====== Page extract
Walking the Prize Table

Ben BerryBlog

  1. Match Format & Stage Inspection
  2. Walking the Prize Table
  3. Five Minute Walkthroughs
  4. Staff Reset
  5. Chrono: Trust, but verify

Typically you only walk a prize table at bigger Area matches and Nationals where all the shooters end on the same day and there is a formal awards ceremony. Because of the multi-day schedule, only half the competitors will be on the range each day, which poses a problem.

Most level 2 matches solve this by just randomly assigning each prize to a competitor, and when you check in you find out if you’ve won a prize, and if so what it is. Less than ideal.

It’s also not great for the sponsor who donated product to advertise at the match. With the typical approach, only the person who receives a particular prize knows which sponsor contributed it.

Last year at the 2019 Carolina Classic, the match tried out a different system: you walk the prize table when you check in before your scheduled shooting session. (Due to the 2018 NC Section being scrubbed by Hurricane Matthew, there were a lot of extra sponsor prizes, so the main concern was that they wouldn’t all be gone and have to be stored for another year.)
============
====== Entries supplied
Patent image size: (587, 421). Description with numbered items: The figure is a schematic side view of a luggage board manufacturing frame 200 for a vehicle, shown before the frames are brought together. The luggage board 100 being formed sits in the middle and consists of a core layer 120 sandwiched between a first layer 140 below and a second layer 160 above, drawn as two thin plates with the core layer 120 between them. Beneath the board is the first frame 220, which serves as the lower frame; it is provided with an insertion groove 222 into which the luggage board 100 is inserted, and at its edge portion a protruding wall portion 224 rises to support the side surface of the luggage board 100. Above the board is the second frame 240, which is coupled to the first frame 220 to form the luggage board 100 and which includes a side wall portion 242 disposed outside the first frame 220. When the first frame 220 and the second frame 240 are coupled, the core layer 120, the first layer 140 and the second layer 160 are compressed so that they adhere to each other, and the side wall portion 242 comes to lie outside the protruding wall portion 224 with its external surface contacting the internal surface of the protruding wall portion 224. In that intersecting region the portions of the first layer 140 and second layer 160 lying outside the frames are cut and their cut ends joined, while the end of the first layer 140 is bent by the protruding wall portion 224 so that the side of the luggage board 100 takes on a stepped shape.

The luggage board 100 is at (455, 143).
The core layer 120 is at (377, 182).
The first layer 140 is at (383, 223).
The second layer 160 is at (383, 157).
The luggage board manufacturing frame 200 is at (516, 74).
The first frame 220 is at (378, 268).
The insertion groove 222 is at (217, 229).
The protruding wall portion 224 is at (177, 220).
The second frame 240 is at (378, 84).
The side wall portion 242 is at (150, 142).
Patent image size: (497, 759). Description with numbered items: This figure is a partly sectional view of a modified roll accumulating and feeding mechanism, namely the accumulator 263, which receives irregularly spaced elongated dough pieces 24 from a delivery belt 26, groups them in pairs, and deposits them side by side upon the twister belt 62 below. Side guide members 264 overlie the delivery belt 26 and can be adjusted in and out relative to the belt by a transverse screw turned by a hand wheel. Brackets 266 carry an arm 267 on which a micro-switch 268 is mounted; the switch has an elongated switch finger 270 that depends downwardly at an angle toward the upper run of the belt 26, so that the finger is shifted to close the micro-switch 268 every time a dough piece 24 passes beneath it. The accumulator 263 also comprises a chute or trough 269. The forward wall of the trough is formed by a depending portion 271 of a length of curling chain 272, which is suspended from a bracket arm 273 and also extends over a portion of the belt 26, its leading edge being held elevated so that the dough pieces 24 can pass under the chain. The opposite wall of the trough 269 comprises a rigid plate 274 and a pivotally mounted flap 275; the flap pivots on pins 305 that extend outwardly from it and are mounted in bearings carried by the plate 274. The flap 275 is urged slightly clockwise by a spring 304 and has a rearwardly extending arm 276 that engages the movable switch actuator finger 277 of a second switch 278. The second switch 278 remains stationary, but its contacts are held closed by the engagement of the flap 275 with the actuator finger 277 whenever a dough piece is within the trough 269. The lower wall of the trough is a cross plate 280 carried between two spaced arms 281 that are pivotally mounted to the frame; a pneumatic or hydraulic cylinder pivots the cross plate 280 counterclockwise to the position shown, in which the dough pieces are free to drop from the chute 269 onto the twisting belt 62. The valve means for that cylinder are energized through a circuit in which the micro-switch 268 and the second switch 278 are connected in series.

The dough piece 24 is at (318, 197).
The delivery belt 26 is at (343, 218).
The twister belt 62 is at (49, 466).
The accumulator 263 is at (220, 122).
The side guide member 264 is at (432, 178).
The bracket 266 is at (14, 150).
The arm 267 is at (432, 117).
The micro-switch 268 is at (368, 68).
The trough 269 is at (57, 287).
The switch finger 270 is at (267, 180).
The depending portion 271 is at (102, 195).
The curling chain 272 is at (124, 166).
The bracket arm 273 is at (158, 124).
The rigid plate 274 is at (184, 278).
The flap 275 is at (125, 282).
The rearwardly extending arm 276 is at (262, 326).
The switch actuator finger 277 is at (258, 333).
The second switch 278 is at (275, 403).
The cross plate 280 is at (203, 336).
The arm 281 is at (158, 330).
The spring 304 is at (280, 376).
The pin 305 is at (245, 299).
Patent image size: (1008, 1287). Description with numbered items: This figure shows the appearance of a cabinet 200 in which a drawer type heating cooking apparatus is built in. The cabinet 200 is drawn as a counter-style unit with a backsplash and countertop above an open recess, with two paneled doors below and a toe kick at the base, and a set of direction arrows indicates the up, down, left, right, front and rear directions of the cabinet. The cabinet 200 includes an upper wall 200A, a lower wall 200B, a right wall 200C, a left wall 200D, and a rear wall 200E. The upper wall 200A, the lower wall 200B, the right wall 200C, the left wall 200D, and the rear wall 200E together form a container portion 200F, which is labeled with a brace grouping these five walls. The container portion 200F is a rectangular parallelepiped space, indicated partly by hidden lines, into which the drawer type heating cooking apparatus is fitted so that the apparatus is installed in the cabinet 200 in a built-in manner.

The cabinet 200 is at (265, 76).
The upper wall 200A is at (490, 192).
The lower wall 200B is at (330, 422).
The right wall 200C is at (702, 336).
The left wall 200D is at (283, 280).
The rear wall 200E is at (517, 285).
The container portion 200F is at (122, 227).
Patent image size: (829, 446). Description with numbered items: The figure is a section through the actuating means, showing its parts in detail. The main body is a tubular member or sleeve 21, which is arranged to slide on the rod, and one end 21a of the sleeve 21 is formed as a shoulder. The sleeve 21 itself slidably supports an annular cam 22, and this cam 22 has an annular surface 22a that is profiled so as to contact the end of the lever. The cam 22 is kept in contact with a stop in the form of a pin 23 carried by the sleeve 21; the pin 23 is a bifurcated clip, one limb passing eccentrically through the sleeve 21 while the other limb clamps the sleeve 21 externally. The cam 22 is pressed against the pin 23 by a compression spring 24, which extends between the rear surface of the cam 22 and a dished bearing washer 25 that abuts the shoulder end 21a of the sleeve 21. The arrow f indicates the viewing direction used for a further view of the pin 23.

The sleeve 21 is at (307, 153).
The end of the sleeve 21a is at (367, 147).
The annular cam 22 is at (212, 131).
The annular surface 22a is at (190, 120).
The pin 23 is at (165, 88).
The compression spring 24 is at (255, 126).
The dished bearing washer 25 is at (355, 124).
============
Assignment ->
Pick up the piece on walking the prize table from its last sentence and keep writing it. The listing above comes from a separate source.

Output below ->
The prizes were divvied up into 4 equal batches, and one put for each of the four shooting schedules. The prizes were all laid out, and the early bird got the worm. Of course, this meant the most expensive prizes were generally picked up first, but dollar values aren’t everything. An expensive accessory for a gun you don’t shoot is worthless.

This solves three problems.

First, a sponsor who puts prizes on the prize table gets noticed even by competitors who don’t pick up their prize. Even though you might put ten prizes on the prize table, you might have 100 people look at it and see that your company supported the match, versus the 10 that actually received the prize in the traditional approach.

Second, the “pink range bag” problem. As a match, if a sponsor donates a bunch of range bags and one is pink, do you pick a shooter registered as female at random and give it to her? Do you give it randomly to all the shooters? If you let the shooters walk the prize table, the person who wants it can take it. It might be a female shooter, it might be a dad, uncle, or granddad that knows someone who would love to have it.

Third, the issue of trying to pawn off or trade a prize you got but have no use for. In years past, I’ve randomly drawn a $200 gift certificate to a custom gun maker that I wasn’t going to use and was quite happy to swap it for a hundred bucks cash to someone who was planning to buy a gun from that maker anyway. This year at a major match in another state, I won a welded steel target stand. I already have a matching set of target stands I use for practice and had no use for another one. I ended up just donating that one to get it out of the garage and make space.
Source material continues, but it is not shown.